** BEGIN RECORDS SUPPLIED **

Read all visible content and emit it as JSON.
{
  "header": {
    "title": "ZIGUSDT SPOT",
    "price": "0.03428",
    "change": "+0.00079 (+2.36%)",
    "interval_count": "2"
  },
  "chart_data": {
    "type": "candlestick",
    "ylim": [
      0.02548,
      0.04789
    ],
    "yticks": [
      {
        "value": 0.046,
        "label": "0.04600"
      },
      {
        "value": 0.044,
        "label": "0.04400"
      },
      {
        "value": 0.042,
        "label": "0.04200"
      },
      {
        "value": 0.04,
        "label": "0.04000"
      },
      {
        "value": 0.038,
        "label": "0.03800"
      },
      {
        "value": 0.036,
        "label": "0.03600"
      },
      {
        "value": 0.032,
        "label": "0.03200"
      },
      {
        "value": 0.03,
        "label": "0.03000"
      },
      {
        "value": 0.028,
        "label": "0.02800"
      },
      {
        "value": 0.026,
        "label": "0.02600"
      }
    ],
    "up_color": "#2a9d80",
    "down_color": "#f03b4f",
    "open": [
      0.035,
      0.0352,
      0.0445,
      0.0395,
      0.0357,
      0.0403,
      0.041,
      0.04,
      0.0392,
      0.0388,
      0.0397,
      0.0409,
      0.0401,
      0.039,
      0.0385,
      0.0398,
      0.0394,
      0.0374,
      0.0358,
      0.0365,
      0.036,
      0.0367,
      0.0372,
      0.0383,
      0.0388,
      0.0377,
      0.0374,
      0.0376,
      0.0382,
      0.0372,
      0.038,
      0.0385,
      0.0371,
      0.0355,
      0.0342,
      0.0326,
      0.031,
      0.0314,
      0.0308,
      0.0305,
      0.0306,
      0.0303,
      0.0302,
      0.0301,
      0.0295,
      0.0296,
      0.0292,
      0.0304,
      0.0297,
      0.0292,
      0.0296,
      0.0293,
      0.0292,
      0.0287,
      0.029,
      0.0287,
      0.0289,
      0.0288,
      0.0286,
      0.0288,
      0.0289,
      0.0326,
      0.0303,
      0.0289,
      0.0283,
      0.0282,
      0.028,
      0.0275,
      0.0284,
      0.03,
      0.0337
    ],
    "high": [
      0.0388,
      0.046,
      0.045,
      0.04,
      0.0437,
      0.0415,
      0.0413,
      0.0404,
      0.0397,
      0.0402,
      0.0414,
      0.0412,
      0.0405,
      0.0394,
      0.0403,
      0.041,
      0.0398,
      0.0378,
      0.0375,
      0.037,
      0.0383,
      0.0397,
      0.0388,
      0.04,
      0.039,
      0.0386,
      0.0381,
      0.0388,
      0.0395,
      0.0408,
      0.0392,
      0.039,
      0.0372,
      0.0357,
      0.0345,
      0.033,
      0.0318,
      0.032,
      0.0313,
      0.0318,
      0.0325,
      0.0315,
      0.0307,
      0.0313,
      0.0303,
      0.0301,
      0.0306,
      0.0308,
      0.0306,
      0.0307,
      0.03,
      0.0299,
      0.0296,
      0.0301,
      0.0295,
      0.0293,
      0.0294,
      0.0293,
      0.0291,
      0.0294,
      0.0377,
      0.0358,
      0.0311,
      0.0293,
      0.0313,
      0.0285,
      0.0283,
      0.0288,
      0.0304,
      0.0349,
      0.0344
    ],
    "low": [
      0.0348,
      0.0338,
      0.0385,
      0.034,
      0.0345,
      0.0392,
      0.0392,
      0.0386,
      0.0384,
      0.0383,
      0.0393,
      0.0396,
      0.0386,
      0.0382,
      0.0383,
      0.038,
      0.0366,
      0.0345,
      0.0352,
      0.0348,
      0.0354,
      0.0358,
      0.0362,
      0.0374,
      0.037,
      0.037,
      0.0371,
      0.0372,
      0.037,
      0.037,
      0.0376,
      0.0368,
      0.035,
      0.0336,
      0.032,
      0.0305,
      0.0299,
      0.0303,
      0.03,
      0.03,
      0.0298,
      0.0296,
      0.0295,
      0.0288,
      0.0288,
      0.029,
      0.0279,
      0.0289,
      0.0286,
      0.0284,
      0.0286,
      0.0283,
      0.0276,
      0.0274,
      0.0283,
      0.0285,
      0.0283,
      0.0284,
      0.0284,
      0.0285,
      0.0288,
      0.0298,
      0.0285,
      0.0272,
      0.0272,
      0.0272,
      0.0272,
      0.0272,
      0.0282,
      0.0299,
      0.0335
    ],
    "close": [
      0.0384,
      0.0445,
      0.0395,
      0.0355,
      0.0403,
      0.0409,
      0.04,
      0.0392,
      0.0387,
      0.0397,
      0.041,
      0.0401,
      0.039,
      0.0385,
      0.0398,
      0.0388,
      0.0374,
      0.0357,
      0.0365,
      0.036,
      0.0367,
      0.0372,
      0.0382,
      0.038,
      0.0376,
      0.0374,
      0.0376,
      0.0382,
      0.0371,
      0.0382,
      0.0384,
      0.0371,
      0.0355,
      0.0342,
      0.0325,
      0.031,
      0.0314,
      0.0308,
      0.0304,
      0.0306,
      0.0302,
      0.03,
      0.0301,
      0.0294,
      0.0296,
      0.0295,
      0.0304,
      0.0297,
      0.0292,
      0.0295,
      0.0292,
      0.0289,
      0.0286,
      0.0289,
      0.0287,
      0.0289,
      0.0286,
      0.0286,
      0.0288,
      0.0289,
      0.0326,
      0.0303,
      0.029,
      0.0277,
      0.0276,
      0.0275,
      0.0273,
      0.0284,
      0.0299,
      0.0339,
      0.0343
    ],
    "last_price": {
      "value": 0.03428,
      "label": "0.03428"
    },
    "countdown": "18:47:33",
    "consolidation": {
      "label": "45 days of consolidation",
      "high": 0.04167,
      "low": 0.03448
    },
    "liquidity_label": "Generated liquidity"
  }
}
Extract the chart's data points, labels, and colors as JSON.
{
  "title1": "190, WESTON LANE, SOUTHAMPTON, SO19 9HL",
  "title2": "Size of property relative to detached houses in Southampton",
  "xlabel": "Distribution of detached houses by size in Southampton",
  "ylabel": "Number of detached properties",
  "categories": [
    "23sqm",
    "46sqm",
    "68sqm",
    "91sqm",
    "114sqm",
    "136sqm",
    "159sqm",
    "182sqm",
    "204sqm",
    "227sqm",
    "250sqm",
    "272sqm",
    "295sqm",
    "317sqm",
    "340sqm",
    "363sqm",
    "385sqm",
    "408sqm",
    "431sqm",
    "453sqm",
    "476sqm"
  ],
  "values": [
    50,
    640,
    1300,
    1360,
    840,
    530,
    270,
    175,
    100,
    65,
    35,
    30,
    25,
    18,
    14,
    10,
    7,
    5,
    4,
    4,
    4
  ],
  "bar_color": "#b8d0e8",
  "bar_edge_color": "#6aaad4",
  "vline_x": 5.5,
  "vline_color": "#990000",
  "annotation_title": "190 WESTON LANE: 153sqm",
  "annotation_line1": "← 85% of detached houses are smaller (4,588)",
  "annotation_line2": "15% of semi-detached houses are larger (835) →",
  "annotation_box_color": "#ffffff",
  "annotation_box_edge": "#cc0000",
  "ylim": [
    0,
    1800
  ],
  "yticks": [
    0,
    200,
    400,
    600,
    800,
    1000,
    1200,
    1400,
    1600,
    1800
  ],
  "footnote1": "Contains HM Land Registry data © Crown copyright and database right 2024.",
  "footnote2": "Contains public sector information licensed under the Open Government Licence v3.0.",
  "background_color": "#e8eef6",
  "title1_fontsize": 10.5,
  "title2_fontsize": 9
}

** END RECORDS SUPPLIED **

Provide all the records again, word for word.

• **RIGHT ANSWER**:
Read all visible content and emit it as JSON.
{
  "header": {
    "title": "ZIGUSDT SPOT",
    "price": "0.03428",
    "change": "+0.00079 (+2.36%)",
    "interval_count": "2"
  },
  "chart_data": {
    "type": "candlestick",
    "ylim": [
      0.02548,
      0.04789
    ],
    "yticks": [
      {
        "value": 0.046,
        "label": "0.04600"
      },
      {
        "value": 0.044,
        "label": "0.04400"
      },
      {
        "value": 0.042,
        "label": "0.04200"
      },
      {
        "value": 0.04,
        "label": "0.04000"
      },
      {
        "value": 0.038,
        "label": "0.03800"
      },
      {
        "value": 0.036,
        "label": "0.03600"
      },
      {
        "value": 0.032,
        "label": "0.03200"
      },
      {
        "value": 0.03,
        "label": "0.03000"
      },
      {
        "value": 0.028,
        "label": "0.02800"
      },
      {
        "value": 0.026,
        "label": "0.02600"
      }
    ],
    "up_color": "#2a9d80",
    "down_color": "#f03b4f",
    "open": [
      0.035,
      0.0352,
      0.0445,
      0.0395,
      0.0357,
      0.0403,
      0.041,
      0.04,
      0.0392,
      0.0388,
      0.0397,
      0.0409,
      0.0401,
      0.039,
      0.0385,
      0.0398,
      0.0394,
      0.0374,
      0.0358,
      0.0365,
      0.036,
      0.0367,
      0.0372,
      0.0383,
      0.0388,
      0.0377,
      0.0374,
      0.0376,
      0.0382,
      0.0372,
      0.038,
      0.0385,
      0.0371,
      0.0355,
      0.0342,
      0.0326,
      0.031,
      0.0314,
      0.0308,
      0.0305,
      0.0306,
      0.0303,
      0.0302,
      0.0301,
      0.0295,
      0.0296,
      0.0292,
      0.0304,
      0.0297,
      0.0292,
      0.0296,
      0.0293,
      0.0292,
      0.0287,
      0.029,
      0.0287,
      0.0289,
      0.0288,
      0.0286,
      0.0288,
      0.0289,
      0.0326,
      0.0303,
      0.0289,
      0.0283,
      0.0282,
      0.028,
      0.0275,
      0.0284,
      0.03,
      0.0337
    ],
    "high": [
      0.0388,
      0.046,
      0.045,
      0.04,
      0.0437,
      0.0415,
      0.0413,
      0.0404,
      0.0397,
      0.0402,
      0.0414,
      0.0412,
      0.0405,
      0.0394,
      0.0403,
      0.041,
      0.0398,
      0.0378,
      0.0375,
      0.037,
      0.0383,
      0.0397,
      0.0388,
      0.04,
      0.039,
      0.0386,
      0.0381,
      0.0388,
      0.0395,
      0.0408,
      0.0392,
      0.039,
      0.0372,
      0.0357,
      0.0345,
      0.033,
      0.0318,
      0.032,
      0.0313,
      0.0318,
      0.0325,
      0.0315,
      0.0307,
      0.0313,
      0.0303,
      0.0301,
      0.0306,
      0.0308,
      0.0306,
      0.0307,
      0.03,
      0.0299,
      0.0296,
      0.0301,
      0.0295,
      0.0293,
      0.0294,
      0.0293,
      0.0291,
      0.0294,
      0.0377,
      0.0358,
      0.0311,
      0.0293,
      0.0313,
      0.0285,
      0.0283,
      0.0288,
      0.0304,
      0.0349,
      0.0344
    ],
    "low": [
      0.0348,
      0.0338,
      0.0385,
      0.034,
      0.0345,
      0.0392,
      0.0392,
      0.0386,
      0.0384,
      0.0383,
      0.0393,
      0.0396,
      0.0386,
      0.0382,
      0.0383,
      0.038,
      0.0366,
      0.0345,
      0.0352,
      0.0348,
      0.0354,
      0.0358,
      0.0362,
      0.0374,
      0.037,
      0.037,
      0.0371,
      0.0372,
      0.037,
      0.037,
      0.0376,
      0.0368,
      0.035,
      0.0336,
      0.032,
      0.0305,
      0.0299,
      0.0303,
      0.03,
      0.03,
      0.0298,
      0.0296,
      0.0295,
      0.0288,
      0.0288,
      0.029,
      0.0279,
      0.0289,
      0.0286,
      0.0284,
      0.0286,
      0.0283,
      0.0276,
      0.0274,
      0.0283,
      0.0285,
      0.0283,
      0.0284,
      0.0284,
      0.0285,
      0.0288,
      0.0298,
      0.0285,
      0.0272,
      0.0272,
      0.0272,
      0.0272,
      0.0272,
      0.0282,
      0.0299,
      0.0335
    ],
    "close": [
      0.0384,
      0.0445,
      0.0395,
      0.0355,
      0.0403,
      0.0409,
      0.04,
      0.0392,
      0.0387,
      0.0397,
      0.041,
      0.0401,
      0.039,
      0.0385,
      0.0398,
      0.0388,
      0.0374,
      0.0357,
      0.0365,
      0.036,
      0.0367,
      0.0372,
      0.0382,
      0.038,
      0.0376,
      0.0374,
      0.0376,
      0.0382,
      0.0371,
      0.0382,
      0.0384,
      0.0371,
      0.0355,
      0.0342,
      0.0325,
      0.031,
      0.0314,
      0.0308,
      0.0304,
      0.0306,
      0.0302,
      0.03,
      0.0301,
      0.0294,
      0.0296,
      0.0295,
      0.0304,
      0.0297,
      0.0292,
      0.0295,
      0.0292,
      0.0289,
      0.0286,
      0.0289,
      0.0287,
      0.0289,
      0.0286,
      0.0286,
      0.0288,
      0.0289,
      0.0326,
      0.0303,
      0.029,
      0.0277,
      0.0276,
      0.0275,
      0.0273,
      0.0284,
      0.0299,
      0.0339,
      0.0343
    ],
    "last_price": {
      "value": 0.03428,
      "label": "0.03428"
    },
    "countdown": "18:47:33",
    "consolidation": {
      "label": "45 days of consolidation",
      "high": 0.04167,
      "low": 0.03448
    },
    "liquidity_label": "Generated liquidity"
  }
}
Extract the chart's data points, labels, and colors as JSON.
{
  "title1": "190, WESTON LANE, SOUTHAMPTON, SO19 9HL",
  "title2": "Size of property relative to detached houses in Southampton",
  "xlabel": "Distribution of detached houses by size in Southampton",
  "ylabel": "Number of detached properties",
  "categories": [
    "23sqm",
    "46sqm",
    "68sqm",
    "91sqm",
    "114sqm",
    "136sqm",
    "159sqm",
    "182sqm",
    "204sqm",
    "227sqm",
    "250sqm",
    "272sqm",
    "295sqm",
    "317sqm",
    "340sqm",
    "363sqm",
    "385sqm",
    "408sqm",
    "431sqm",
    "453sqm",
    "476sqm"
  ],
  "values": [
    50,
    640,
    1300,
    1360,
    840,
    530,
    270,
    175,
    100,
    65,
    35,
    30,
    25,
    18,
    14,
    10,
    7,
    5,
    4,
    4,
    4
  ],
  "bar_color": "#b8d0e8",
  "bar_edge_color": "#6aaad4",
  "vline_x": 5.5,
  "vline_color": "#990000",
  "annotation_title": "190 WESTON LANE: 153sqm",
  "annotation_line1": "← 85% of detached houses are smaller (4,588)",
  "annotation_line2": "15% of semi-detached houses are larger (835) →",
  "annotation_box_color": "#ffffff",
  "annotation_box_edge": "#cc0000",
  "ylim": [
    0,
    1800
  ],
  "yticks": [
    0,
    200,
    400,
    600,
    800,
    1000,
    1200,
    1400,
    1600,
    1800
  ],
  "footnote1": "Contains HM Land Registry data © Crown copyright and database right 2024.",
  "footnote2": "Contains public sector information licensed under the Open Government Licence v3.0.",
  "background_color": "#e8eef6",
  "title1_fontsize": 10.5,
  "title2_fontsize": 9
}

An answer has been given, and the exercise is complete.